Metin Alıntısı:
################
Karadeniz Tahıl Koridoru Anlaşması işleyecek mi?
Hakan Okçal
Süreç bizi Ukrayna’yı veya Rusya’yı karşımıza almamızı gerektirebilecek durumlarla karşılaştırabilir. “Tarafı olmayan bertaraf olur” demeden iki ülke arasında bitaraf kalmamız gerekiyor.
Ukrayna ve Rusya’nın başta tahıl olmak üzere, tarım ürünlerini ve bunların türevlerini Karadeniz üzerinden dünya pazarlarına serbestçe nakletmelerine olanak sağlayacak olan anlaşma(lar) 22 Temmuz Cuma günü Dolmabahçe Sarayı’nda Cumhurbaşkanı Erdoğan’ın huzurunda, Savunma Bakanı Akar, BM Genel Sekreteri Guterres, Rusya Savunma Bakanı Sergey Şoygu ve Ukrayna Altyapı Bakanı Oleksandr Kubrakov tarafından imzalandı.
TARAFLAR AYRI METİNLERE İMZA ATTILAR
Ukrayna ve Rusya içerikleri aynı olmakla birlikte ayrı kağıtlara imza attılar. Ukrayna topraklarını işgal eden saldırgan Rusya ile aynı metni imzalamak istemedi. Ukrayna tarafında imzalayan yetkilinin Altyapı Bakanı olması, anlaşmanın siyasi veya askeri içerik taşımadığı, sadece ekonomik ve teknik bir değeri olduğu yolunda bu ülkenin tavrını çok açık şekilde ortaya koydu.
Buna karşılık Türkiye ve Rusya Savunma Bakanları tarafından imzalanması, anlaşmanın askeri ve siyasi boyutu olduğuna kuşku bırakmıyor. Nitekim belgenin içeriğinde de bu konuda önemli hükümler var.
Rusya imzaladığı anlaşma uyarınca 120 gün boyunca Ukrayna’nın Odesa ve bağlı limanlarından (Pivdennyi ve Chornomorsk) üçüncü ülkelere başta tahıl olmak üzere gıda malzemeleri sevkiyatını engellemeyeceğini, gemilere ve liman tesislerine bu süre zarfında askeri saldırıda bulunmayacağını taahhüt ediyor. Rusya esasen Ukrayna’nın (kalan) Karadeniz limanlarına Ukrayna’nın iddialarının aksine denizden askeri muhasara uygulamadığını, Ukrayna gemilerinin bizzat kendisi tarafından limanlara mayın döşenmesi nedeniyle nakliyat yapamadıklarını iddia ediyor. İsteyen inanır, isteyen inanmaz, iddia bu.
Ukrayna anlaşma uyarınca gemilerin giriş çıkışına imkân tanıyacak ölçüde limanların girişlerindeki mayınları kısmi olarak temizleyecek. Ancak Karadeniz kıyılarındaki tüm mayınların temizlenmesi söz konusu değil. Rusya, anlaşma süresi boyunca liman tesislerine saldırıda bulunmayacağı gibi, mayınların temizlenmesinden yararlanarak limanlara denizden operasyon yapmamayı da taahhüt ediyor.
################
Gösterilen Öğeler:

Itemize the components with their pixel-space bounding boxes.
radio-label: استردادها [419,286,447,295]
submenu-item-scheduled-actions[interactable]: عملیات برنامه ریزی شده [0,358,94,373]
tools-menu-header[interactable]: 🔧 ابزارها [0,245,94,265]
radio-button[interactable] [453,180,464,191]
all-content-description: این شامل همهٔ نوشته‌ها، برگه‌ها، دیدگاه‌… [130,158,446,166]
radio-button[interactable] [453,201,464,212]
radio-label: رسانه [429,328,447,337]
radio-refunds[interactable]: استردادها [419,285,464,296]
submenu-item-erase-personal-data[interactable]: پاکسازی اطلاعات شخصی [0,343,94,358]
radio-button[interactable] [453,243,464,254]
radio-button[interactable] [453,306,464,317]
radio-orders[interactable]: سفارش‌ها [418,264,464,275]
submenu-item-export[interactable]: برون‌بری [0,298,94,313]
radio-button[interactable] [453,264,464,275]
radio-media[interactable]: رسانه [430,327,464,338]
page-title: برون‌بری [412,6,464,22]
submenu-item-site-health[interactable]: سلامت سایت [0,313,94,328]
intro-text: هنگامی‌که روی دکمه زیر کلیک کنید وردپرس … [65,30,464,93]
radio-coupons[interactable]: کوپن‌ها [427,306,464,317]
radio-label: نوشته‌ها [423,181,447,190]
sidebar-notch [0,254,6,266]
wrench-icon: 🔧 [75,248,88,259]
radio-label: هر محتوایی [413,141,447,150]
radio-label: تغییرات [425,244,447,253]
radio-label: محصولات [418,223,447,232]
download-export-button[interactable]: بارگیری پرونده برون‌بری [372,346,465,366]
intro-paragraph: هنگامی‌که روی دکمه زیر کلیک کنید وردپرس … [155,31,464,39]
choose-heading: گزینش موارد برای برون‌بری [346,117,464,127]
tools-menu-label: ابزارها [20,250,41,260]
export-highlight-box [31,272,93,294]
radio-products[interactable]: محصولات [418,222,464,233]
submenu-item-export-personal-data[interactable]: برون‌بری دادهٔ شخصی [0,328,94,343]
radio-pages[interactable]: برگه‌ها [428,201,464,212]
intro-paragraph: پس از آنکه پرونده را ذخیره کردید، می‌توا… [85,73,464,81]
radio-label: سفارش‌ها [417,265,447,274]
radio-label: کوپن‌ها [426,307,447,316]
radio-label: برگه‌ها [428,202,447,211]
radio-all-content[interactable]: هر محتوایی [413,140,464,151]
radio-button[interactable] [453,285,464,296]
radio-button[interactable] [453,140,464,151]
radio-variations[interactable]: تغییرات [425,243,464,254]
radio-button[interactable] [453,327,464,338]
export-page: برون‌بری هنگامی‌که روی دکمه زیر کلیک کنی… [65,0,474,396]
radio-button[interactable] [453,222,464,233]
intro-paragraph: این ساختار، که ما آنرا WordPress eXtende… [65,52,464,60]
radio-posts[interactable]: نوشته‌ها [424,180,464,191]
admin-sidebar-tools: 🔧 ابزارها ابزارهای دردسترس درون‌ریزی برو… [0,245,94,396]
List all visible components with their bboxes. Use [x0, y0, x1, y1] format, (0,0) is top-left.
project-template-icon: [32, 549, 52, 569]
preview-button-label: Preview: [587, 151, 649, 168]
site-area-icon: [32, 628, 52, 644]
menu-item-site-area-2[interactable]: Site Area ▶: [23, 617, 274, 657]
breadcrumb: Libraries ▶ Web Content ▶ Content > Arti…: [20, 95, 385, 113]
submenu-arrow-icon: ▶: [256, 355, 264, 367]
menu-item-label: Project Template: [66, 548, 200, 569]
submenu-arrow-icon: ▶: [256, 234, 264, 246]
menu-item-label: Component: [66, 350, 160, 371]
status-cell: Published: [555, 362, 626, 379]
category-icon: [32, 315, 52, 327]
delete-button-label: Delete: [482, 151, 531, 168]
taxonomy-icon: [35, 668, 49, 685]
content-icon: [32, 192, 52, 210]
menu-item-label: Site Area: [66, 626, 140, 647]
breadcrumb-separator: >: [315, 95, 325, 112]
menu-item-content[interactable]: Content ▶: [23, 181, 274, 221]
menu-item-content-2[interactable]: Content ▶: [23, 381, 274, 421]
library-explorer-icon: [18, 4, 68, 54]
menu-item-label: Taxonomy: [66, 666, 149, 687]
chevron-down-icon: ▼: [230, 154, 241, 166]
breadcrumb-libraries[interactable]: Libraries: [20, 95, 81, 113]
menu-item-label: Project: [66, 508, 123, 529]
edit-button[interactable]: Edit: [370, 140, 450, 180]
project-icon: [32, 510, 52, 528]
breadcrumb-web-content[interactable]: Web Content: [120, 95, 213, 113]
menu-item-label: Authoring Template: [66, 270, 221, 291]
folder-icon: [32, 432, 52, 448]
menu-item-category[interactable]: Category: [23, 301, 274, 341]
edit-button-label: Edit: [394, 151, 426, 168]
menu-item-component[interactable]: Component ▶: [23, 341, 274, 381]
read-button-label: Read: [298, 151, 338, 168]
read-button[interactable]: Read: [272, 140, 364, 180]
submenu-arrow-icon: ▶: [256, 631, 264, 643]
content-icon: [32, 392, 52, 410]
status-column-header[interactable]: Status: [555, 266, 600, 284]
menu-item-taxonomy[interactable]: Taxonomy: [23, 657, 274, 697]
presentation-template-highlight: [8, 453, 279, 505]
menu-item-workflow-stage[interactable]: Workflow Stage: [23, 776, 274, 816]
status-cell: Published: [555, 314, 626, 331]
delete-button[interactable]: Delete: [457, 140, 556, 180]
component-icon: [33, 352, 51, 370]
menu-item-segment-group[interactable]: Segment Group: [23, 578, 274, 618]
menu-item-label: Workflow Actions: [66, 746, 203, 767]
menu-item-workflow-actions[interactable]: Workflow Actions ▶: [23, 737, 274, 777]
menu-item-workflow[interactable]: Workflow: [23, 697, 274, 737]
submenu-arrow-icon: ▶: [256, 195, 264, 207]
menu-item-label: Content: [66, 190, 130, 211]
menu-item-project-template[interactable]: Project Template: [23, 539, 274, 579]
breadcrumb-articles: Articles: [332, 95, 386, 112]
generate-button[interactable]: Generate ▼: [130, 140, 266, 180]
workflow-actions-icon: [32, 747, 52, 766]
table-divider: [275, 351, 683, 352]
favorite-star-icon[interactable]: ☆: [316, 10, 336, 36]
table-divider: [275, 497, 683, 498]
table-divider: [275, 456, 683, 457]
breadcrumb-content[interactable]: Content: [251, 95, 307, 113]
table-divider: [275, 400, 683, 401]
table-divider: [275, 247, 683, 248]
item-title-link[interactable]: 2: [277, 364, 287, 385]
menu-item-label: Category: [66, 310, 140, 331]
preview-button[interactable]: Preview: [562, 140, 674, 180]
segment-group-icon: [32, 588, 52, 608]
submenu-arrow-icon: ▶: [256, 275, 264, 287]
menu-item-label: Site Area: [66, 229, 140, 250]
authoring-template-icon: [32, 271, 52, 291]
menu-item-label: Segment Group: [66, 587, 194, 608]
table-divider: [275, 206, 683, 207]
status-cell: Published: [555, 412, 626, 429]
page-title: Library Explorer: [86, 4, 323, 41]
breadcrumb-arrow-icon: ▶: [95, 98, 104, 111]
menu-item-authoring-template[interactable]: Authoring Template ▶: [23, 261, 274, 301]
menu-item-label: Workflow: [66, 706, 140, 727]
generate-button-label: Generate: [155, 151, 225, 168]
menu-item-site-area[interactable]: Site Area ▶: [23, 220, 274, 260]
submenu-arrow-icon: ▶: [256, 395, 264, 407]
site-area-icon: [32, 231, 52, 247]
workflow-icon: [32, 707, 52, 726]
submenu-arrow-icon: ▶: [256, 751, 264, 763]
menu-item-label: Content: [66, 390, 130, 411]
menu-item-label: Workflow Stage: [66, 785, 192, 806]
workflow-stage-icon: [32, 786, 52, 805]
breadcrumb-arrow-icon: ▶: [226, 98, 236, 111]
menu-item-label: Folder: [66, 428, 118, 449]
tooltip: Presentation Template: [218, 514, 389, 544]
################
Yapılacak İşler:
1. Metin alıntısına göre anlaşmayı Ukrayna adına hangi yetkili imzaladı?
2. Metin alıntısında adı geçen Ukrayna limanlarının hepsini sıralayın.
Öğelerin metin alıntısıyla bir ilgisi yoktur.

Çözüm Listesi:
1. Ukrayna Altyapı Bakanı Oleksandr Kubrakov.

2. Odesa, Pivdennyi, Chornomorsk